↓

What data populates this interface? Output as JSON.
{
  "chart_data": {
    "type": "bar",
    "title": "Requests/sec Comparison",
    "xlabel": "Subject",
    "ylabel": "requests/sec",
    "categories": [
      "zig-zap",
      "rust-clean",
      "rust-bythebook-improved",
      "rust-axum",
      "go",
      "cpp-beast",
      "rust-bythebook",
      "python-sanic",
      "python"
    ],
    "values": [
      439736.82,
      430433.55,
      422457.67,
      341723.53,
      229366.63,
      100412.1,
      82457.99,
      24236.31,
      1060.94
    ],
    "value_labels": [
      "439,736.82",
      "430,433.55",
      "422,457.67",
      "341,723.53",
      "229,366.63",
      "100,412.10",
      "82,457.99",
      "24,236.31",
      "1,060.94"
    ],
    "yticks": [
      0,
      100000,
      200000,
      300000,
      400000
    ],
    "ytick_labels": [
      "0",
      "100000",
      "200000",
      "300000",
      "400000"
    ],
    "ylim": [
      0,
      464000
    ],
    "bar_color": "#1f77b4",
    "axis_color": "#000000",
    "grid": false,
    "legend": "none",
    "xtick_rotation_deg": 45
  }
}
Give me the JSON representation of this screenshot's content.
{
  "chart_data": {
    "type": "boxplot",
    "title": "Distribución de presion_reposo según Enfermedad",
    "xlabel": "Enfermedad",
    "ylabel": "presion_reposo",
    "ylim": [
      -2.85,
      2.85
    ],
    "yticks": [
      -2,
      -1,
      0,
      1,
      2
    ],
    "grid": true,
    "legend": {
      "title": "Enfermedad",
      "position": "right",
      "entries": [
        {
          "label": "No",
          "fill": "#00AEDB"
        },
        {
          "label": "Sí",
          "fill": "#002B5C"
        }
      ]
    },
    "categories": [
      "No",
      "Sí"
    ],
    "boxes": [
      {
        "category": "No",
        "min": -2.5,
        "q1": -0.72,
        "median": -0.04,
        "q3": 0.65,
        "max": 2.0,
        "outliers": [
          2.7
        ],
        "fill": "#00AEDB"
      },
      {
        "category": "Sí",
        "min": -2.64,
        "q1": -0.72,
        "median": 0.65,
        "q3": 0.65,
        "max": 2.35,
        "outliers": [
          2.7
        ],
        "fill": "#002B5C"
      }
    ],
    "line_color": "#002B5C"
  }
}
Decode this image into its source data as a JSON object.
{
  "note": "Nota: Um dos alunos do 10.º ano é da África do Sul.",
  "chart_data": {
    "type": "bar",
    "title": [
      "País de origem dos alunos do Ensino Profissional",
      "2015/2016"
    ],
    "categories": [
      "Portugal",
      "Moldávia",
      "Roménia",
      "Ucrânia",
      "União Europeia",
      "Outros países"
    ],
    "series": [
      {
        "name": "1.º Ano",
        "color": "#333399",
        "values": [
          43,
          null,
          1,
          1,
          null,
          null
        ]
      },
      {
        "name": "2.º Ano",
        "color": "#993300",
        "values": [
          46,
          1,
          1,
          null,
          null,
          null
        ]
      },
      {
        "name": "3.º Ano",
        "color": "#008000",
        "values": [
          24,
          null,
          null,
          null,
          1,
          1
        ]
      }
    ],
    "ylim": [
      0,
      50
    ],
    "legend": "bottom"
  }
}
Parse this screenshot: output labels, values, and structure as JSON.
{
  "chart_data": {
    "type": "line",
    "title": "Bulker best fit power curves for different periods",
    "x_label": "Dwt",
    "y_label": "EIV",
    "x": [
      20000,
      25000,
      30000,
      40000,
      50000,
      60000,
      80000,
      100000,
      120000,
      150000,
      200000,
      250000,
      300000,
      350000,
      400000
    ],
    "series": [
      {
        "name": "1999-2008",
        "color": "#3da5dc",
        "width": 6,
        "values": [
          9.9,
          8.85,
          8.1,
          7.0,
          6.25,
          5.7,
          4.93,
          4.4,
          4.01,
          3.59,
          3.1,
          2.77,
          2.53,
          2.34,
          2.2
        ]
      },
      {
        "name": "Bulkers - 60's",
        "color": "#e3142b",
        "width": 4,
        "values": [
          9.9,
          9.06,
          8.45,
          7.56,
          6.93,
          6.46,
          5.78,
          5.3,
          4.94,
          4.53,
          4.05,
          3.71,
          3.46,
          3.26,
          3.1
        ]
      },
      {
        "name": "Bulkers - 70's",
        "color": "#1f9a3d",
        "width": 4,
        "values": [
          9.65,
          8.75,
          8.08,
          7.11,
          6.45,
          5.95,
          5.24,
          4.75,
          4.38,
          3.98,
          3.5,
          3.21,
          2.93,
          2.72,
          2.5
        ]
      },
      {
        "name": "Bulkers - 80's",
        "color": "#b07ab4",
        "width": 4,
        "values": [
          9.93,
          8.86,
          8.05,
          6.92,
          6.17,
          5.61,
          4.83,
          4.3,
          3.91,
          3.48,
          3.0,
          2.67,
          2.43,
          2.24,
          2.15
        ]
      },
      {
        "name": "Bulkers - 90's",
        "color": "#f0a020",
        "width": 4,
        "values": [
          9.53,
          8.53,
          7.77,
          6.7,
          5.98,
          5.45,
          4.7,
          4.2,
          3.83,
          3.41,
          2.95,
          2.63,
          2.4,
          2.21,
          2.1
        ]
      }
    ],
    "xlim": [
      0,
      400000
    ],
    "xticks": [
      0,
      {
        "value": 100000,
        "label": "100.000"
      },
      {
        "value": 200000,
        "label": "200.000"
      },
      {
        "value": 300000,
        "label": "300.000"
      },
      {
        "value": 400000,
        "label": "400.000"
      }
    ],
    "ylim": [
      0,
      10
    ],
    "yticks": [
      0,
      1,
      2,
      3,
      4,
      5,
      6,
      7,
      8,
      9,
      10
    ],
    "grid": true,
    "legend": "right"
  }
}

↑

* What to work on: Using the listing above, retype each line exactly.

* Solution to this task:
What data populates this interface? Output as JSON.
{
  "chart_data": {
    "type": "bar",
    "title": "Requests/sec Comparison",
    "xlabel": "Subject",
    "ylabel": "requests/sec",
    "categories": [
      "zig-zap",
      "rust-clean",
      "rust-bythebook-improved",
      "rust-axum",
      "go",
      "cpp-beast",
      "rust-bythebook",
      "python-sanic",
      "python"
    ],
    "values": [
      439736.82,
      430433.55,
      422457.67,
      341723.53,
      229366.63,
      100412.1,
      82457.99,
      24236.31,
      1060.94
    ],
    "value_labels": [
      "439,736.82",
      "430,433.55",
      "422,457.67",
      "341,723.53",
      "229,366.63",
      "100,412.10",
      "82,457.99",
      "24,236.31",
      "1,060.94"
    ],
    "yticks": [
      0,
      100000,
      200000,
      300000,
      400000
    ],
    "ytick_labels": [
      "0",
      "100000",
      "200000",
      "300000",
      "400000"
    ],
    "ylim": [
      0,
      464000
    ],
    "bar_color": "#1f77b4",
    "axis_color": "#000000",
    "grid": false,
    "legend": "none",
    "xtick_rotation_deg": 45
  }
}
Give me the JSON representation of this screenshot's content.
{
  "chart_data": {
    "type": "boxplot",
    "title": "Distribución de presion_reposo según Enfermedad",
    "xlabel": "Enfermedad",
    "ylabel": "presion_reposo",
    "ylim": [
      -2.85,
      2.85
    ],
    "yticks": [
      -2,
      -1,
      0,
      1,
      2
    ],
    "grid": true,
    "legend": {
      "title": "Enfermedad",
      "position": "right",
      "entries": [
        {
          "label": "No",
          "fill": "#00AEDB"
        },
        {
          "label": "Sí",
          "fill": "#002B5C"
        }
      ]
    },
    "categories": [
      "No",
      "Sí"
    ],
    "boxes": [
      {
        "category": "No",
        "min": -2.5,
        "q1": -0.72,
        "median": -0.04,
        "q3": 0.65,
        "max": 2.0,
        "outliers": [
          2.7
        ],
        "fill": "#00AEDB"
      },
      {
        "category": "Sí",
        "min": -2.64,
        "q1": -0.72,
        "median": 0.65,
        "q3": 0.65,
        "max": 2.35,
        "outliers": [
          2.7
        ],
        "fill": "#002B5C"
      }
    ],
    "line_color": "#002B5C"
  }
}
Decode this image into its source data as a JSON object.
{
  "note": "Nota: Um dos alunos do 10.º ano é da África do Sul.",
  "chart_data": {
    "type": "bar",
    "title": [
      "País de origem dos alunos do Ensino Profissional",
      "2015/2016"
    ],
    "categories": [
      "Portugal",
      "Moldávia",
      "Roménia",
      "Ucrânia",
      "União Europeia",
      "Outros países"
    ],
    "series": [
      {
        "name": "1.º Ano",
        "color": "#333399",
        "values": [
          43,
          null,
          1,
          1,
          null,
          null
        ]
      },
      {
        "name": "2.º Ano",
        "color": "#993300",
        "values": [
          46,
          1,
          1,
          null,
          null,
          null
        ]
      },
      {
        "name": "3.º Ano",
        "color": "#008000",
        "values": [
          24,
          null,
          null,
          null,
          1,
          1
        ]
      }
    ],
    "ylim": [
      0,
      50
    ],
    "legend": "bottom"
  }
}
Parse this screenshot: output labels, values, and structure as JSON.
{
  "chart_data": {
    "type": "line",
    "title": "Bulker best fit power curves for different periods",
    "x_label": "Dwt",
    "y_label": "EIV",
    "x": [
      20000,
      25000,
      30000,
      40000,
      50000,
      60000,
      80000,
      100000,
      120000,
      150000,
      200000,
      250000,
      300000,
      350000,
      400000
    ],
    "series": [
      {
        "name": "1999-2008",
        "color": "#3da5dc",
        "width": 6,
        "values": [
          9.9,
          8.85,
          8.1,
          7.0,
          6.25,
          5.7,
          4.93,
          4.4,
          4.01,
          3.59,
          3.1,
          2.77,
          2.53,
          2.34,
          2.2
        ]
      },
      {
        "name": "Bulkers - 60's",
        "color": "#e3142b",
        "width": 4,
        "values": [
          9.9,
          9.06,
          8.45,
          7.56,
          6.93,
          6.46,
          5.78,
          5.3,
          4.94,
          4.53,
          4.05,
          3.71,
          3.46,
          3.26,
          3.1
        ]
      },
      {
        "name": "Bulkers - 70's",
        "color": "#1f9a3d",
        "width": 4,
        "values": [
          9.65,
          8.75,
          8.08,
          7.11,
          6.45,
          5.95,
          5.24,
          4.75,
          4.38,
          3.98,
          3.5,
          3.21,
          2.93,
          2.72,
          2.5
        ]
      },
      {
        "name": "Bulkers - 80's",
        "color": "#b07ab4",
        "width": 4,
        "values": [
          9.93,
          8.86,
          8.05,
          6.92,
          6.17,
          5.61,
          4.83,
          4.3,
          3.91,
          3.48,
          3.0,
          2.67,
          2.43,
          2.24,
          2.15
        ]
      },
      {
        "name": "Bulkers - 90's",
        "color": "#f0a020",
        "width": 4,
        "values": [
          9.53,
          8.53,
          7.77,
          6.7,
          5.98,
          5.45,
          4.7,
          4.2,
          3.83,
          3.41,
          2.95,
          2.63,
          2.4,
          2.21,
          2.1
        ]
      }
    ],
    "xlim": [
      0,
      400000
    ],
    "xticks": [
      0,
      {
        "value": 100000,
        "label": "100.000"
      },
      {
        "value": 200000,
        "label": "200.000"
      },
      {
        "value": 300000,
        "label": "300.000"
      },
      {
        "value": 400000,
        "label": "400.000"
      }
    ],
    "ylim": [
      0,
      10
    ],
    "yticks": [
      0,
      1,
      2,
      3,
      4,
      5,
      6,
      7,
      8,
      9,
      10
    ],
    "grid": true,
    "legend": "right"
  }
}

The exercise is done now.